-- Start --
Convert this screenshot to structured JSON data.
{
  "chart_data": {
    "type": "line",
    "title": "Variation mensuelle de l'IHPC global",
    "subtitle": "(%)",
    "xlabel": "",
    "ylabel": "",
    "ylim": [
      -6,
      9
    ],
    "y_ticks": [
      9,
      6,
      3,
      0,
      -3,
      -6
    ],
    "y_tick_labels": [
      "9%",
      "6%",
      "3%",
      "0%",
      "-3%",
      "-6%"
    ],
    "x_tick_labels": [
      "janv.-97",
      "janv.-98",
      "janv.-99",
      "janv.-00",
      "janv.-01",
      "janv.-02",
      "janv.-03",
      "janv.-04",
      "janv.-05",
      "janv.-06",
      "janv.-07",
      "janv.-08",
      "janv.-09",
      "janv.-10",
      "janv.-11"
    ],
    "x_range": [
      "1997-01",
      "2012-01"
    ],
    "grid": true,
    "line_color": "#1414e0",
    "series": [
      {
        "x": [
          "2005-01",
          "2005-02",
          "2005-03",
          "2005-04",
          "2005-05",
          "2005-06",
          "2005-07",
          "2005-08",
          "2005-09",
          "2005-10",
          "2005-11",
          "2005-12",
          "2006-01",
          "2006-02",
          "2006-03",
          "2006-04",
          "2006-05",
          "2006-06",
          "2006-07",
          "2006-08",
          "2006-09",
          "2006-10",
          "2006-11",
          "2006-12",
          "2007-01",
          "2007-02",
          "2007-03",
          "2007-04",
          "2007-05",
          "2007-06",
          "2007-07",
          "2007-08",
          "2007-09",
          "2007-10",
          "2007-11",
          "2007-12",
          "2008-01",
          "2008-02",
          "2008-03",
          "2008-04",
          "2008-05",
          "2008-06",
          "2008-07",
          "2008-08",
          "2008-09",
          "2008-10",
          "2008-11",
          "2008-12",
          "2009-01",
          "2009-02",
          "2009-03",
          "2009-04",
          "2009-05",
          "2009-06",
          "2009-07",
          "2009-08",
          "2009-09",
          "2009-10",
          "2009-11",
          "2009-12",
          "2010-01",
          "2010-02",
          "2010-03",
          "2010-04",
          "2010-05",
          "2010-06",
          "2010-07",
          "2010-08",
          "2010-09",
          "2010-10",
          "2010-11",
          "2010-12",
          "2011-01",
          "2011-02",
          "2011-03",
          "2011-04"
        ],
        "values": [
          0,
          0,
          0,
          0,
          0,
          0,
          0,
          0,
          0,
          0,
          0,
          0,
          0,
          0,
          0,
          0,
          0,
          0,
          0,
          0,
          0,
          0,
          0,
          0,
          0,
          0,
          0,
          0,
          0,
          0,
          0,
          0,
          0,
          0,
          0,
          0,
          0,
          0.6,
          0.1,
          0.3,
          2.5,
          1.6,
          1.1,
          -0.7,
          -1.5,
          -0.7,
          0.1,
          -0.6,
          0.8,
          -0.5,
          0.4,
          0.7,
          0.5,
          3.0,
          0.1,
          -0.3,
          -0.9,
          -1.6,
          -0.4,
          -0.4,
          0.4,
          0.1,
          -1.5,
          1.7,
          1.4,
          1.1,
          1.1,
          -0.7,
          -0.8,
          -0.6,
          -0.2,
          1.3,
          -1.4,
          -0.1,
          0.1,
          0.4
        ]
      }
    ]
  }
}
-- End --
Quote all of the entries verbatim.

Convert this screenshot to structured JSON data.
{
  "chart_data": {
    "type": "line",
    "title": "Variation mensuelle de l'IHPC global",
    "subtitle": "(%)",
    "xlabel": "",
    "ylabel": "",
    "ylim": [
      -6,
      9
    ],
    "y_ticks": [
      9,
      6,
      3,
      0,
      -3,
      -6
    ],
    "y_tick_labels": [
      "9%",
      "6%",
      "3%",
      "0%",
      "-3%",
      "-6%"
    ],
    "x_tick_labels": [
      "janv.-97",
      "janv.-98",
      "janv.-99",
      "janv.-00",
      "janv.-01",
      "janv.-02",
      "janv.-03",
      "janv.-04",
      "janv.-05",
      "janv.-06",
      "janv.-07",
      "janv.-08",
      "janv.-09",
      "janv.-10",
      "janv.-11"
    ],
    "x_range": [
      "1997-01",
      "2012-01"
    ],
    "grid": true,
    "line_color": "#1414e0",
    "series": [
      {
        "x": [
          "2005-01",
          "2005-02",
          "2005-03",
          "2005-04",
          "2005-05",
          "2005-06",
          "2005-07",
          "2005-08",
          "2005-09",
          "2005-10",
          "2005-11",
          "2005-12",
          "2006-01",
          "2006-02",
          "2006-03",
          "2006-04",
          "2006-05",
          "2006-06",
          "2006-07",
          "2006-08",
          "2006-09",
          "2006-10",
          "2006-11",
          "2006-12",
          "2007-01",
          "2007-02",
          "2007-03",
          "2007-04",
          "2007-05",
          "2007-06",
          "2007-07",
          "2007-08",
          "2007-09",
          "2007-10",
          "2007-11",
          "2007-12",
          "2008-01",
          "2008-02",
          "2008-03",
          "2008-04",
          "2008-05",
          "2008-06",
          "2008-07",
          "2008-08",
          "2008-09",
          "2008-10",
          "2008-11",
          "2008-12",
          "2009-01",
          "2009-02",
          "2009-03",
          "2009-04",
          "2009-05",
          "2009-06",
          "2009-07",
          "2009-08",
          "2009-09",
          "2009-10",
          "2009-11",
          "2009-12",
          "2010-01",
          "2010-02",
          "2010-03",
          "2010-04",
          "2010-05",
          "2010-06",
          "2010-07",
          "2010-08",
          "2010-09",
          "2010-10",
          "2010-11",
          "2010-12",
          "2011-01",
          "2011-02",
          "2011-03",
          "2011-04"
        ],
        "values": [
          0,
          0,
          0,
          0,
          0,
          0,
          0,
          0,
          0,
          0,
          0,
          0,
          0,
          0,
          0,
          0,
          0,
          0,
          0,
          0,
          0,
          0,
          0,
          0,
          0,
          0,
          0,
          0,
          0,
          0,
          0,
          0,
          0,
          0,
          0,
          0,
          0,
          0.6,
          0.1,
          0.3,
          2.5,
          1.6,
          1.1,
          -0.7,
          -1.5,
          -0.7,
          0.1,
          -0.6,
          0.8,
          -0.5,
          0.4,
          0.7,
          0.5,
          3.0,
          0.1,
          -0.3,
          -0.9,
          -1.6,
          -0.4,
          -0.4,
          0.4,
          0.1,
          -1.5,
          1.7,
          1.4,
          1.1,
          1.1,
          -0.7,
          -0.8,
          -0.6,
          -0.2,
          1.3,
          -1.4,
          -0.1,
          0.1,
          0.4
        ]
      }
    ]
  }
}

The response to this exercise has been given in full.